→ Written exercise:
Collect the lines of the entries where "έξοδα" shows up.

Dataset entries:
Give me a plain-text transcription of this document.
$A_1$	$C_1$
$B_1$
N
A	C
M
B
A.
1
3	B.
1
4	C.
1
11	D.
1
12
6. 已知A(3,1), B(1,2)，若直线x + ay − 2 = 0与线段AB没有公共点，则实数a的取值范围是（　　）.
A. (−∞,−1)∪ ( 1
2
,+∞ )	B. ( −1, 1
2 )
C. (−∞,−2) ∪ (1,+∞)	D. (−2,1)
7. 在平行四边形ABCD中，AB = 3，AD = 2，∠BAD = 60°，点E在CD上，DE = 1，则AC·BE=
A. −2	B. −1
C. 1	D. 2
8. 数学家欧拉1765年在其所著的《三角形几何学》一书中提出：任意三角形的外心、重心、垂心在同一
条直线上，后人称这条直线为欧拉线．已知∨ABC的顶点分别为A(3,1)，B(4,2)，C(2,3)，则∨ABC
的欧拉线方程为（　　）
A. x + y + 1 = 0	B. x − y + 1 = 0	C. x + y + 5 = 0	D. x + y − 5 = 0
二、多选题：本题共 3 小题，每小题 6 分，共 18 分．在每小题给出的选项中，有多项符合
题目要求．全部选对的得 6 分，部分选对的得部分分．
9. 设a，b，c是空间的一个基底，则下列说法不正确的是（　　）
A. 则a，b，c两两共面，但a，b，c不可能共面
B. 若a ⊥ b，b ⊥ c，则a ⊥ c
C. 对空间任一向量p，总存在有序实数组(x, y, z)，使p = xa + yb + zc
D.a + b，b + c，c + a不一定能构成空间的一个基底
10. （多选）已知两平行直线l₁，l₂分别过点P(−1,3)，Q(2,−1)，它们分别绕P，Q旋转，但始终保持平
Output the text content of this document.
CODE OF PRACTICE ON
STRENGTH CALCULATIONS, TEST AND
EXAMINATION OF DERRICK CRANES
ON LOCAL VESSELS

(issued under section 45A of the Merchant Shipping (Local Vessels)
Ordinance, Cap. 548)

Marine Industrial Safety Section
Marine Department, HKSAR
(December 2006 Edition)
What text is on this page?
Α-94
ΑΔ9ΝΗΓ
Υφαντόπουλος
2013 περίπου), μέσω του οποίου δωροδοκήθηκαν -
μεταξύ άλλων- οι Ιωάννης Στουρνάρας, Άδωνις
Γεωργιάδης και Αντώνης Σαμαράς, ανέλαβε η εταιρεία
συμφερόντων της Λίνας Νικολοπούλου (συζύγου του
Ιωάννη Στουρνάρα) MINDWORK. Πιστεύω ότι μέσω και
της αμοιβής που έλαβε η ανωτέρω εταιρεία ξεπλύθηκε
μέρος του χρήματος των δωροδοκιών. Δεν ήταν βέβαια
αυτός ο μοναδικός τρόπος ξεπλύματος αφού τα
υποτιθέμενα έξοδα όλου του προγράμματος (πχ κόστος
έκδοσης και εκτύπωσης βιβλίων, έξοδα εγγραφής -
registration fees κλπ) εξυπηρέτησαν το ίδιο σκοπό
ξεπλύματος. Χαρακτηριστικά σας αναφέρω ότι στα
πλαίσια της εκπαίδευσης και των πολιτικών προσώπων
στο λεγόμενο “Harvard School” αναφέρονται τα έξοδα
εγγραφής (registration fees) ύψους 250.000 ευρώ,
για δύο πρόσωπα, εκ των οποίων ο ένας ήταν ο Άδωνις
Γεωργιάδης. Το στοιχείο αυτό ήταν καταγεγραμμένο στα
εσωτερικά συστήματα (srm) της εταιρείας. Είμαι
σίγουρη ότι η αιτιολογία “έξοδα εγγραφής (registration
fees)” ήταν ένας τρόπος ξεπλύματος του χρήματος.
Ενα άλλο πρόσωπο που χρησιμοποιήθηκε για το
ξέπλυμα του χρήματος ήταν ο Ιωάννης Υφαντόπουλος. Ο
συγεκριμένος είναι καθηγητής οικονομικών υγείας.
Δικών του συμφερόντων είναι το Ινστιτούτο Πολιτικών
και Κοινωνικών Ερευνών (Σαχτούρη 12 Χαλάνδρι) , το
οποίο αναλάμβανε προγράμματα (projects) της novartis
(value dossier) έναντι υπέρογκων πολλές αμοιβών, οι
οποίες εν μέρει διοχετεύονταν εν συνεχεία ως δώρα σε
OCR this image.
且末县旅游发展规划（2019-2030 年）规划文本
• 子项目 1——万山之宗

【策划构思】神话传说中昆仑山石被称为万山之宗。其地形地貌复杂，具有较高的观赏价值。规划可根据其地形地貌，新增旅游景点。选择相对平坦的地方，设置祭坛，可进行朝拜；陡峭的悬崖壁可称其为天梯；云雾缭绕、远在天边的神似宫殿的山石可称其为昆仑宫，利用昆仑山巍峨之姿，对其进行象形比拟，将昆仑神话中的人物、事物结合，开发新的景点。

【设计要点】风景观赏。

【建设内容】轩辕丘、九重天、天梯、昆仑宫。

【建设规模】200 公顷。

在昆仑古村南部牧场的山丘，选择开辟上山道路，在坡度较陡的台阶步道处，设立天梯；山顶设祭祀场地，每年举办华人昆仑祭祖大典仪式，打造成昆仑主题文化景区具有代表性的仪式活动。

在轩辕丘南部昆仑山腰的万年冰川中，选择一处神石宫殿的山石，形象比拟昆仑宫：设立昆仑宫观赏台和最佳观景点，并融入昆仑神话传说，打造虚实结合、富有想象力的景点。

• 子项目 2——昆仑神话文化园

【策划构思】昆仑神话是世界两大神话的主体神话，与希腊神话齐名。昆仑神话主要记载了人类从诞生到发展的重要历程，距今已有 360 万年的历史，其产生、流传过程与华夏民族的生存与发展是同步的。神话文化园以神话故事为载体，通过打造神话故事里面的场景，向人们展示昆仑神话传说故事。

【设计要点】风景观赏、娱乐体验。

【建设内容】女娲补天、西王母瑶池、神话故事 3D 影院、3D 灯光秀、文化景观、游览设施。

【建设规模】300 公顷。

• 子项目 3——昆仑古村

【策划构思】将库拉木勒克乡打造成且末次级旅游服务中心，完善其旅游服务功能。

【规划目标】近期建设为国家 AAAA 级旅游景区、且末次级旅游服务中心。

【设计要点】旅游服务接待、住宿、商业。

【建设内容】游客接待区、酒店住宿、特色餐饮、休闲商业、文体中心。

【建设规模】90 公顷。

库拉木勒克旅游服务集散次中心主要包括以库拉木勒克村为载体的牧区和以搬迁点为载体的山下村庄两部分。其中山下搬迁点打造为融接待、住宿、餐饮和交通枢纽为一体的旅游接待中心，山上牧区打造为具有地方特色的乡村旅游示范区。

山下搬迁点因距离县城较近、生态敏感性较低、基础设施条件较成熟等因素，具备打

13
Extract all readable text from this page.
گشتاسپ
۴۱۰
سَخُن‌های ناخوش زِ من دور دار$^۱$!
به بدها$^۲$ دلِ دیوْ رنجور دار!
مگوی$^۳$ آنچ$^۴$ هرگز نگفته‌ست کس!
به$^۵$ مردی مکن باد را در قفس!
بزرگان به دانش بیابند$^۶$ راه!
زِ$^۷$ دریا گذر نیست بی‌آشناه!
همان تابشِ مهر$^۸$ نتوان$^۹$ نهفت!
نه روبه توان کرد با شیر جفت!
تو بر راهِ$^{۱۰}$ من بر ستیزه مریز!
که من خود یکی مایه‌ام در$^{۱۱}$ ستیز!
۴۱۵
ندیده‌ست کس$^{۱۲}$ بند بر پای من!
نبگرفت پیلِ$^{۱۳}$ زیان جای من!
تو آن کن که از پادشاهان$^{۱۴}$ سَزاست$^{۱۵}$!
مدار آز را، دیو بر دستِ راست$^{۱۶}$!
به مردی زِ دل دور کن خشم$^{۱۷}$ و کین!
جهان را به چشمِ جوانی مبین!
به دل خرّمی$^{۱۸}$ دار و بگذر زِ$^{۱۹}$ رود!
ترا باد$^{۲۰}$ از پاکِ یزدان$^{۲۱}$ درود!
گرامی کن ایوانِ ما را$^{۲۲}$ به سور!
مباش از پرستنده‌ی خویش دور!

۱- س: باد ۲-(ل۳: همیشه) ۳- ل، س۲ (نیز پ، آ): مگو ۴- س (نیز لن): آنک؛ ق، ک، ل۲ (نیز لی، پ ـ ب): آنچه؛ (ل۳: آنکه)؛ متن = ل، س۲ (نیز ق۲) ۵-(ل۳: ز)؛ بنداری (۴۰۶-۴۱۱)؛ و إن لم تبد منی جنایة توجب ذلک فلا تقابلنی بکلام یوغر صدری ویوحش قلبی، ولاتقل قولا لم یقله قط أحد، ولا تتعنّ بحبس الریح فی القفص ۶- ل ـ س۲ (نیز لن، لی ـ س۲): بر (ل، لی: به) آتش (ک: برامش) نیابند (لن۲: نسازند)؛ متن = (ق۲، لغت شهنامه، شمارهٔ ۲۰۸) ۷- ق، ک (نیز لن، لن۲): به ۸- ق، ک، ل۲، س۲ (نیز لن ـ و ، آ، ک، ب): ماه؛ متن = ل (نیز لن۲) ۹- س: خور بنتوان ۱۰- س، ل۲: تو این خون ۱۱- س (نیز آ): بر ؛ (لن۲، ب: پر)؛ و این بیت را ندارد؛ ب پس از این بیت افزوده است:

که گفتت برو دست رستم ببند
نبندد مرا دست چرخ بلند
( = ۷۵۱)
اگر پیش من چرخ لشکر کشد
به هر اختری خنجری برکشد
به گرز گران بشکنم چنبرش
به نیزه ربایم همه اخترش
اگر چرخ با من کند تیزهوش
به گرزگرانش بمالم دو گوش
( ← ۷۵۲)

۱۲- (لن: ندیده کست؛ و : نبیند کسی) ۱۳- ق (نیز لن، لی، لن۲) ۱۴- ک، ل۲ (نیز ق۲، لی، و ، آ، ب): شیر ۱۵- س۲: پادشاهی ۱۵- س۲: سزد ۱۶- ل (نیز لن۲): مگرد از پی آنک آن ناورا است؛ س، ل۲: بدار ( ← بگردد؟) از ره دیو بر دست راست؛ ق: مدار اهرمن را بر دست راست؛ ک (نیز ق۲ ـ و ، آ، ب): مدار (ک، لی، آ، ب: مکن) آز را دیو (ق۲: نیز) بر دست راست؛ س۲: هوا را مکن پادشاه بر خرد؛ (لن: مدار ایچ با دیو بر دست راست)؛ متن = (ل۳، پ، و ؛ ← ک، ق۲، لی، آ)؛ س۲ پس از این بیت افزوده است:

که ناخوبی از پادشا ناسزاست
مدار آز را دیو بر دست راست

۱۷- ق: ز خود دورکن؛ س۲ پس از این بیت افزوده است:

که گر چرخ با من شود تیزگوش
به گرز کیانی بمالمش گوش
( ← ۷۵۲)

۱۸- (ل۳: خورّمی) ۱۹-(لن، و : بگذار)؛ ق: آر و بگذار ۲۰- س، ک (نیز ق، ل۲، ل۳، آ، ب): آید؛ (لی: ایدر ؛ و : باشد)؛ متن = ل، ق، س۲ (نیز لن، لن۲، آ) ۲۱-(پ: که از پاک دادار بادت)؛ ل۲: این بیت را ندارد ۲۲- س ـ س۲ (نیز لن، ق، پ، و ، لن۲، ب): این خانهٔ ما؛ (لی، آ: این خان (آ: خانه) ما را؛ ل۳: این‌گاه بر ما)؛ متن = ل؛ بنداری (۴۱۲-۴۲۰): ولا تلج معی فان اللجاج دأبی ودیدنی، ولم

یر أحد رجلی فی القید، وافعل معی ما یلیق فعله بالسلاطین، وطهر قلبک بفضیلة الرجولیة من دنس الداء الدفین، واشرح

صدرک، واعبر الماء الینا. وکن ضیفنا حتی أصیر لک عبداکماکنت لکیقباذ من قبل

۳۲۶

→ Task output:
υποτιθέμενα έξοδα όλου του προγράμματος (πχ κόστος
έκδοσης και εκτύπωσης βιβλίων, έξοδα εγγραφής -
στο λεγόμενο “Harvard School” αναφέρονται τα έξοδα
σίγουρη ότι η αιτιολογία “έξοδα εγγραφής (registration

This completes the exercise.